====== PASSAGE PROVIDED ======

Unbelievable. Holloway just told you, in essence, that if he had had a gun on him at that moment, he would have started shooting…because, after all, he was disrespected! That’s the excuse all the inner city youth who blow each other away use. 

Cincinnati coach Mick Cronin said angrily after the game:

“Guys need to grow up. There is zero excuse for that in basketball. You’ve got to learn how to win on one side, you’ve got to learn how to lose on the other side.”

After the game he told his players to remove their jerseys because he was so upset at what happened.

“We represent an institution of higher learning. It’s way more important than basketball games. I made everybody take their jersey off, and they will not put it on again until they have a full understanding of where they go to school and what the university stands for and how lucky they are to even be there, let alone have a scholarship.” [ESPN.com]

Good for Mick Cronin!

NBA’s Bouncing Ball

So Chris Paul appeared to be headed to the Los Angeles Clippers but that deal fell apart. The Clippers were prepared to give New Orleans star guard Eric Gordon, center Chris Kaman and Minnesota’s unprotected No. 1 pick in the June draft. Then Los Angeles was asked to part with Al-Farouq Aminu and Eric Bledsoe, but L.A. said no. Instead, they signed Chauncey Billups, ex- of the Knicks, though he is threatening to retire.

And now it appears that Dwight Howard may stay in Orlando, at least for now. “I love this city and there’s no place I’d rather be than Orlando.”

I can think of a lot of places I’d rather be than Orlando (no offense to my Florida friends); like Paris, Singapore, Deadwood, South Dakota, Chicago, New York….

======

- [SET OF TASKS]:
[a] Reproduce the portion of the sports commentary above starting at "So Chris Paul" and ending at "Chicago, New York….".
[b] Carry on the sports commentary about Mick Cronin and the NBA player moves from the point where it stops.

====== DATA FOR ANALYSIS ======

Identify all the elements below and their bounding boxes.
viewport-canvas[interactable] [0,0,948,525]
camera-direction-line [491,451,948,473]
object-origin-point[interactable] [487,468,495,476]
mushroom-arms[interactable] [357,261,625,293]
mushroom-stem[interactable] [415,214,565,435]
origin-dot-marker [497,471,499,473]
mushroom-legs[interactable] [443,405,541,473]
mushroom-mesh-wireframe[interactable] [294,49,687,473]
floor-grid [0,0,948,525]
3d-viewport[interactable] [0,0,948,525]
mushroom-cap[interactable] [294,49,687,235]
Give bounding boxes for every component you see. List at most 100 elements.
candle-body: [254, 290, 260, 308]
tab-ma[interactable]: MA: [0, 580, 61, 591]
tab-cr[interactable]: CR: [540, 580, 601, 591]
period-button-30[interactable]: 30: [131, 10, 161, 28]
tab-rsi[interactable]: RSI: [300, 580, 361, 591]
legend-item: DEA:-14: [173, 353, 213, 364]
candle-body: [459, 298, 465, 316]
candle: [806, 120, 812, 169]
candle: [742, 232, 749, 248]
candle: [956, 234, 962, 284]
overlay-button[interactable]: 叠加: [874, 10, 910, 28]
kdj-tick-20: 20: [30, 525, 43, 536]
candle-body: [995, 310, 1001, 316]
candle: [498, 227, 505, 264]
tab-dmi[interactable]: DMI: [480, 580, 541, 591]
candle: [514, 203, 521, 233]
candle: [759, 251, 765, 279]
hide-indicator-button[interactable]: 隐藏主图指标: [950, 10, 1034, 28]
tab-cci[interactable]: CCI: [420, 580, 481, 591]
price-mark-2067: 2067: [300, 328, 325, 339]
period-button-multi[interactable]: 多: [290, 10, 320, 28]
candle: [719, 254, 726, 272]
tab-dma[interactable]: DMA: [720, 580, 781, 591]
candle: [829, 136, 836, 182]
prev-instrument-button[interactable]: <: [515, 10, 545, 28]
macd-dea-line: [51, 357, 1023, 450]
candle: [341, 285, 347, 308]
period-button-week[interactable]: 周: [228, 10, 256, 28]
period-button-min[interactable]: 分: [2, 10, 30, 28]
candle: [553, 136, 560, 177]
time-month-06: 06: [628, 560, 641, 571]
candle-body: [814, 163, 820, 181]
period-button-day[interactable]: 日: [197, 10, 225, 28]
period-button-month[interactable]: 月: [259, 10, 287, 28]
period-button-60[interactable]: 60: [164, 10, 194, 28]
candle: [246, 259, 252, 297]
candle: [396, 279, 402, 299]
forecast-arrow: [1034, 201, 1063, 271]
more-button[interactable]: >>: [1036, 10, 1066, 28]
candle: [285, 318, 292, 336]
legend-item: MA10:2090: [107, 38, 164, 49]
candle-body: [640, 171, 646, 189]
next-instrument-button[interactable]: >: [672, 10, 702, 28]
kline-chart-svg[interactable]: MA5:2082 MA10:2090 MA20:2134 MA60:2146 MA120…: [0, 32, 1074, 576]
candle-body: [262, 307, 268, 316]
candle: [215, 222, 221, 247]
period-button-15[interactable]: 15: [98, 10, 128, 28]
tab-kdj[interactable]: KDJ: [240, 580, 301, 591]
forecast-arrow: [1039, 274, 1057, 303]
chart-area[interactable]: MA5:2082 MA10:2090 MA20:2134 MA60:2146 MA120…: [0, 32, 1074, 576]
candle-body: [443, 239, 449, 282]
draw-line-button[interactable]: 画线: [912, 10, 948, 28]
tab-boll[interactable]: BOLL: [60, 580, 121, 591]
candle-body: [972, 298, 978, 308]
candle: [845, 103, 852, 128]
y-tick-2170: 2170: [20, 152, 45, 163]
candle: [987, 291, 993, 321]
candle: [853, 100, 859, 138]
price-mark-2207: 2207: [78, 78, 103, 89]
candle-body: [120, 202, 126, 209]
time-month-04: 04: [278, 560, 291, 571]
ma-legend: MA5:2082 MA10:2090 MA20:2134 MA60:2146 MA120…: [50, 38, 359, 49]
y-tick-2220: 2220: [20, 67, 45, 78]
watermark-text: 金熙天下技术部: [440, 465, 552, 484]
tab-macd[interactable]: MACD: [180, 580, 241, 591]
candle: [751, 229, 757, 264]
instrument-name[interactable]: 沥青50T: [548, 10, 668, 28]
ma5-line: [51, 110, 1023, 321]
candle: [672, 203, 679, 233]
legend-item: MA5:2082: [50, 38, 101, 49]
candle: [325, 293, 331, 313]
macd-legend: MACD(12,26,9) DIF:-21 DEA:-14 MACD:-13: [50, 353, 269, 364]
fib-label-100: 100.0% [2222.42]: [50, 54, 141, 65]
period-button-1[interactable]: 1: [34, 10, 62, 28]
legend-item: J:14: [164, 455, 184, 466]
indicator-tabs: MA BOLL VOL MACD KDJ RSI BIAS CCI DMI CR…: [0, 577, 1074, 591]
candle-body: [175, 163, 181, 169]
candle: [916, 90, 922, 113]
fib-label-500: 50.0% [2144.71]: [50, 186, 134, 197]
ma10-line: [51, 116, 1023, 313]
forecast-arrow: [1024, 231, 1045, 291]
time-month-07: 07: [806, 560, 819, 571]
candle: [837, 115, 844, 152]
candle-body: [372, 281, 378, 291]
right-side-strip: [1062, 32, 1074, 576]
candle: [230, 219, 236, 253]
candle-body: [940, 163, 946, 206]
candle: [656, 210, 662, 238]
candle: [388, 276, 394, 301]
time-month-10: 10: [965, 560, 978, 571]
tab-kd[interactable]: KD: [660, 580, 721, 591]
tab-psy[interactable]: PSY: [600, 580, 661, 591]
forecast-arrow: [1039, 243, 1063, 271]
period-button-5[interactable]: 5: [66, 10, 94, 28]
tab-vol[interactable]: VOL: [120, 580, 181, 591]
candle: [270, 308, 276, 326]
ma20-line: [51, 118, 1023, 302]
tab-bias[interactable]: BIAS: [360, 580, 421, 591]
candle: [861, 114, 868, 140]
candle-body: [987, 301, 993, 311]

======

- [ANSWERS TO THE EXERCISES]:
[a]
So Chris Paul appeared to be headed to the Los Angeles Clippers but that deal fell apart. The Clippers were prepared to give New Orleans star guard Eric Gordon, center Chris Kaman and Minnesota’s unprotected No. 1 pick in the June draft. Then Los Angeles was asked to part with Al-Farouq Aminu and Eric Bledsoe, but L.A. said no. Instead, they signed Chauncey Billups, ex- of the Knicks, though he is threatening to retire.

And now it appears that Dwight Howard may stay in Orlando, at least for now. “I love this city and there’s no place I’d rather be than Orlando.”

I can think of a lot of places I’d rather be than Orlando (no offense to my Florida friends); like Paris, Singapore, Deadwood, South Dakota, Chicago, New York….

[b]
[As I go to post, Paul to the Lakers, and Howard to the Nets, are being resurrected as potential moves. By the way, since when did Chris Paul become a combination of Magic Johnson, Oscar Robertson, Jerry West and Walt Frazier?]

Tuesday night I was watching the local sportscaster do a bit from Knicks training camp and I thought, ‘what a mess.’ They are trying to cram everything into a two-week pre-season, but I’ll let the AP’s Brian Mahoney take it from here. He sums up the chaos perfectly.

“The lockout ended, and the NBA’s woes were just beginning. Dwight Howard asked to be traded. Chris Paul was dealt to the Lakers, it seemed, until the league decided he wasn’t. So the Lakers made another trade, which Kobe Bryant hated.

“ ‘Nobody’s happy,’ Spurs forward Tim Duncan said.

“He was referring to feelings about terms of the new collective bargaining agreement, which in some ways are so similar to the old ones that it’s fair to wonder exactly what was the point of the five-month lockout?

“But he might as well have been talking about the superstars who want new homes, the critics blistering Commissioner David Stern for forcing one to stay put, or team officials charged with having clubs ready to play by Christmas under bizarre circumstances.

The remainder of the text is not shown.